#### [GOAL]
Copy out the listing exactly.

#### [DATA TO PROCESS]

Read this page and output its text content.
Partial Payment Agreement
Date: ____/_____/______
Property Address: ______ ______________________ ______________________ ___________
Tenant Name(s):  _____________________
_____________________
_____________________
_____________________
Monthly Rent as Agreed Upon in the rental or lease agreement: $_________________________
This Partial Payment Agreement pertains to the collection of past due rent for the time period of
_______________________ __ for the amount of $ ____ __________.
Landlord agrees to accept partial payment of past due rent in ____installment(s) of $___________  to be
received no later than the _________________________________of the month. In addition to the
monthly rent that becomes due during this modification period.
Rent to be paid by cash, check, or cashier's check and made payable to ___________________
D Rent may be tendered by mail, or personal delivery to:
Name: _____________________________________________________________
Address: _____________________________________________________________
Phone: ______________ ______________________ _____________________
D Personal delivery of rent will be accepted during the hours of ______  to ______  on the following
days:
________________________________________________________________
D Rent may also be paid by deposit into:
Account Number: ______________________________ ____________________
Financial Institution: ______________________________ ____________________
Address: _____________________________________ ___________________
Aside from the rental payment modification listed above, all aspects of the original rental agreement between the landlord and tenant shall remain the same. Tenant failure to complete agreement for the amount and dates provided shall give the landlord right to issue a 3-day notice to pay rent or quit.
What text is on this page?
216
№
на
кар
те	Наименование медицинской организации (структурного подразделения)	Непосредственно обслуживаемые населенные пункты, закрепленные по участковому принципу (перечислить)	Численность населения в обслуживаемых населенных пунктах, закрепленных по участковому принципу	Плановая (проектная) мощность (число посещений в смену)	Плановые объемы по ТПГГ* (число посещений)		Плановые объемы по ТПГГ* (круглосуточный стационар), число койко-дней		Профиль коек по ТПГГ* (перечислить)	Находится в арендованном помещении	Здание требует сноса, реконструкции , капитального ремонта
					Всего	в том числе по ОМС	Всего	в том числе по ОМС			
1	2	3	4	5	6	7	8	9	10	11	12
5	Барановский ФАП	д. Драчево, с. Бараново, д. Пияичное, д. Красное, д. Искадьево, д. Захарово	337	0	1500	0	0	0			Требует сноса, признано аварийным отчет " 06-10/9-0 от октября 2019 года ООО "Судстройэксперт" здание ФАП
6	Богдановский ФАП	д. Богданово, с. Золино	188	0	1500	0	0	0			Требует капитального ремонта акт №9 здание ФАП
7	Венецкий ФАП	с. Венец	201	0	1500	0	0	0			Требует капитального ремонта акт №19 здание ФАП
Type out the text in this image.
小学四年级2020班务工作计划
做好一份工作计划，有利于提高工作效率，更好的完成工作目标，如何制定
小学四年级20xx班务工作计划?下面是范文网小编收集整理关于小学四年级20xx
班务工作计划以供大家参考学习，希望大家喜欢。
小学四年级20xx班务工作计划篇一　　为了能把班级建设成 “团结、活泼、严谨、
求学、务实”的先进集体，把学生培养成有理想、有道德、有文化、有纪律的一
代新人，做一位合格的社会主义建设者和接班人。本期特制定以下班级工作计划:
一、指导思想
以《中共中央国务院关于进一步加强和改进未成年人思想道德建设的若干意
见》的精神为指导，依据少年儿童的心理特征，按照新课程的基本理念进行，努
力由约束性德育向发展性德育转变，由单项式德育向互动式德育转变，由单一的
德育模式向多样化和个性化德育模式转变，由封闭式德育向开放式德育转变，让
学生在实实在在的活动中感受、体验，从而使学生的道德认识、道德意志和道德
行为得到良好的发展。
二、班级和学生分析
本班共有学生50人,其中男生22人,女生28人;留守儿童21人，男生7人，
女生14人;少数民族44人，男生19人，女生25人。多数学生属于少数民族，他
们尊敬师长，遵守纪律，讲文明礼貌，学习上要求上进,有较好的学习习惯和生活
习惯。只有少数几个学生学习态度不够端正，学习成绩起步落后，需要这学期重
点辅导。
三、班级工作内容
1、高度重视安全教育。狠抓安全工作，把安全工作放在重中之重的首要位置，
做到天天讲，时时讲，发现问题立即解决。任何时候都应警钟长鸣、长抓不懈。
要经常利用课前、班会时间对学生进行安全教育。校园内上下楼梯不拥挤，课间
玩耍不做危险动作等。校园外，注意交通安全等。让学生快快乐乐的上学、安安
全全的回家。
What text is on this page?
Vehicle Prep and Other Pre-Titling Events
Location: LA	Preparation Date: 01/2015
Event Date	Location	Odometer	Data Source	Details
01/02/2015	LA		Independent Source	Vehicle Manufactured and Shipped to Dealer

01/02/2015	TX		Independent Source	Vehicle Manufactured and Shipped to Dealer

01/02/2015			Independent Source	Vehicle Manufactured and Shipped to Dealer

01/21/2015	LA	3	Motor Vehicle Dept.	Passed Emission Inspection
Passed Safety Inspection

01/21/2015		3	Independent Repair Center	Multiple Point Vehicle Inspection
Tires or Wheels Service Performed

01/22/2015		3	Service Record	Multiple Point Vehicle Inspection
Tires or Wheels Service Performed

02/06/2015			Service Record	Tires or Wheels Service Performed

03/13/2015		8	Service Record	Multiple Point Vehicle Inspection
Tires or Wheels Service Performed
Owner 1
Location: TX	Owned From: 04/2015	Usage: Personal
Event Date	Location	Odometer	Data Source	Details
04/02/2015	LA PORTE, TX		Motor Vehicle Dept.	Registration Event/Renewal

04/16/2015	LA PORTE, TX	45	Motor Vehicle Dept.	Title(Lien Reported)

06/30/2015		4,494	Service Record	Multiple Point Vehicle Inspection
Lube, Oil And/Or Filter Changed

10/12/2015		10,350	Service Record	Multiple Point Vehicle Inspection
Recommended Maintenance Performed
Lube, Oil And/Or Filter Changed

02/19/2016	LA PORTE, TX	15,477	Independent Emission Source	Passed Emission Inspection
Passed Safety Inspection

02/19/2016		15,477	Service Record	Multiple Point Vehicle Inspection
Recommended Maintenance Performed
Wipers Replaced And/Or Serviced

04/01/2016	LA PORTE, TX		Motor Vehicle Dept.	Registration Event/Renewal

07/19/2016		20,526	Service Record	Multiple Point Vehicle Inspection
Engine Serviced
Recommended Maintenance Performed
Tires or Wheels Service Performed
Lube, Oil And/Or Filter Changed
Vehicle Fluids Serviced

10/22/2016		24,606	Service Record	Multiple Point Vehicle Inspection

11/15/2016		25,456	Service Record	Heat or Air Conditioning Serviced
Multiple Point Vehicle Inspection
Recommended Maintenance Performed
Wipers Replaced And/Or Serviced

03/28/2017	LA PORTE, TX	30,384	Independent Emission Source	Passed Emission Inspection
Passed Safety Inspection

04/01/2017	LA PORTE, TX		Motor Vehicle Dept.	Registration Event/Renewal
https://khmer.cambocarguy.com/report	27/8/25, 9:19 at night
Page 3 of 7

#### [FINISHED EXERCISE]
Read this page and output its text content.
Partial Payment Agreement
Date: ____/_____/______
Property Address: ______ ______________________ ______________________ ___________
Tenant Name(s):  _____________________
_____________________
_____________________
_____________________
Monthly Rent as Agreed Upon in the rental or lease agreement: $_________________________
This Partial Payment Agreement pertains to the collection of past due rent for the time period of
_______________________ __ for the amount of $ ____ __________.
Landlord agrees to accept partial payment of past due rent in ____installment(s) of $___________  to be
received no later than the _________________________________of the month. In addition to the
monthly rent that becomes due during this modification period.
Rent to be paid by cash, check, or cashier's check and made payable to ___________________
D Rent may be tendered by mail, or personal delivery to:
Name: _____________________________________________________________
Address: _____________________________________________________________
Phone: ______________ ______________________ _____________________
D Personal delivery of rent will be accepted during the hours of ______  to ______  on the following
days:
________________________________________________________________
D Rent may also be paid by deposit into:
Account Number: ______________________________ ____________________
Financial Institution: ______________________________ ____________________
Address: _____________________________________ ___________________
Aside from the rental payment modification listed above, all aspects of the original rental agreement between the landlord and tenant shall remain the same. Tenant failure to complete agreement for the amount and dates provided shall give the landlord right to issue a 3-day notice to pay rent or quit.
What text is on this page?
216
№
на
кар
те	Наименование медицинской организации (структурного подразделения)	Непосредственно обслуживаемые населенные пункты, закрепленные по участковому принципу (перечислить)	Численность населения в обслуживаемых населенных пунктах, закрепленных по участковому принципу	Плановая (проектная) мощность (число посещений в смену)	Плановые объемы по ТПГГ* (число посещений)		Плановые объемы по ТПГГ* (круглосуточный стационар), число койко-дней		Профиль коек по ТПГГ* (перечислить)	Находится в арендованном помещении	Здание требует сноса, реконструкции , капитального ремонта
					Всего	в том числе по ОМС	Всего	в том числе по ОМС			
1	2	3	4	5	6	7	8	9	10	11	12
5	Барановский ФАП	д. Драчево, с. Бараново, д. Пияичное, д. Красное, д. Искадьево, д. Захарово	337	0	1500	0	0	0			Требует сноса, признано аварийным отчет " 06-10/9-0 от октября 2019 года ООО "Судстройэксперт" здание ФАП
6	Богдановский ФАП	д. Богданово, с. Золино	188	0	1500	0	0	0			Требует капитального ремонта акт №9 здание ФАП
7	Венецкий ФАП	с. Венец	201	0	1500	0	0	0			Требует капитального ремонта акт №19 здание ФАП
Type out the text in this image.
小学四年级2020班务工作计划
做好一份工作计划，有利于提高工作效率，更好的完成工作目标，如何制定
小学四年级20xx班务工作计划?下面是范文网小编收集整理关于小学四年级20xx
班务工作计划以供大家参考学习，希望大家喜欢。
小学四年级20xx班务工作计划篇一　　为了能把班级建设成 “团结、活泼、严谨、
求学、务实”的先进集体，把学生培养成有理想、有道德、有文化、有纪律的一
代新人，做一位合格的社会主义建设者和接班人。本期特制定以下班级工作计划:
一、指导思想
以《中共中央国务院关于进一步加强和改进未成年人思想道德建设的若干意
见》的精神为指导，依据少年儿童的心理特征，按照新课程的基本理念进行，努
力由约束性德育向发展性德育转变，由单项式德育向互动式德育转变，由单一的
德育模式向多样化和个性化德育模式转变，由封闭式德育向开放式德育转变，让
学生在实实在在的活动中感受、体验，从而使学生的道德认识、道德意志和道德
行为得到良好的发展。
二、班级和学生分析
本班共有学生50人,其中男生22人,女生28人;留守儿童21人，男生7人，
女生14人;少数民族44人，男生19人，女生25人。多数学生属于少数民族，他
们尊敬师长，遵守纪律，讲文明礼貌，学习上要求上进,有较好的学习习惯和生活
习惯。只有少数几个学生学习态度不够端正，学习成绩起步落后，需要这学期重
点辅导。
三、班级工作内容
1、高度重视安全教育。狠抓安全工作，把安全工作放在重中之重的首要位置，
做到天天讲，时时讲，发现问题立即解决。任何时候都应警钟长鸣、长抓不懈。
要经常利用课前、班会时间对学生进行安全教育。校园内上下楼梯不拥挤，课间
玩耍不做危险动作等。校园外，注意交通安全等。让学生快快乐乐的上学、安安
全全的回家。
What text is on this page?
Vehicle Prep and Other Pre-Titling Events
Location: LA	Preparation Date: 01/2015
Event Date	Location	Odometer	Data Source	Details
01/02/2015	LA		Independent Source	Vehicle Manufactured and Shipped to Dealer

01/02/2015	TX		Independent Source	Vehicle Manufactured and Shipped to Dealer

01/02/2015			Independent Source	Vehicle Manufactured and Shipped to Dealer

01/21/2015	LA	3	Motor Vehicle Dept.	Passed Emission Inspection
Passed Safety Inspection

01/21/2015		3	Independent Repair Center	Multiple Point Vehicle Inspection
Tires or Wheels Service Performed

01/22/2015		3	Service Record	Multiple Point Vehicle Inspection
Tires or Wheels Service Performed

02/06/2015			Service Record	Tires or Wheels Service Performed

03/13/2015		8	Service Record	Multiple Point Vehicle Inspection
Tires or Wheels Service Performed
Owner 1
Location: TX	Owned From: 04/2015	Usage: Personal
Event Date	Location	Odometer	Data Source	Details
04/02/2015	LA PORTE, TX		Motor Vehicle Dept.	Registration Event/Renewal

04/16/2015	LA PORTE, TX	45	Motor Vehicle Dept.	Title(Lien Reported)

06/30/2015		4,494	Service Record	Multiple Point Vehicle Inspection
Lube, Oil And/Or Filter Changed

10/12/2015		10,350	Service Record	Multiple Point Vehicle Inspection
Recommended Maintenance Performed
Lube, Oil And/Or Filter Changed

02/19/2016	LA PORTE, TX	15,477	Independent Emission Source	Passed Emission Inspection
Passed Safety Inspection

02/19/2016		15,477	Service Record	Multiple Point Vehicle Inspection
Recommended Maintenance Performed
Wipers Replaced And/Or Serviced

04/01/2016	LA PORTE, TX		Motor Vehicle Dept.	Registration Event/Renewal

07/19/2016		20,526	Service Record	Multiple Point Vehicle Inspection
Engine Serviced
Recommended Maintenance Performed
Tires or Wheels Service Performed
Lube, Oil And/Or Filter Changed
Vehicle Fluids Serviced

10/22/2016		24,606	Service Record	Multiple Point Vehicle Inspection

11/15/2016		25,456	Service Record	Heat or Air Conditioning Serviced
Multiple Point Vehicle Inspection
Recommended Maintenance Performed
Wipers Replaced And/Or Serviced

03/28/2017	LA PORTE, TX	30,384	Independent Emission Source	Passed Emission Inspection
Passed Safety Inspection

04/01/2017	LA PORTE, TX		Motor Vehicle Dept.	Registration Event/Renewal
https://khmer.cambocarguy.com/report	27/8/25, 9:19 at night
Page 3 of 7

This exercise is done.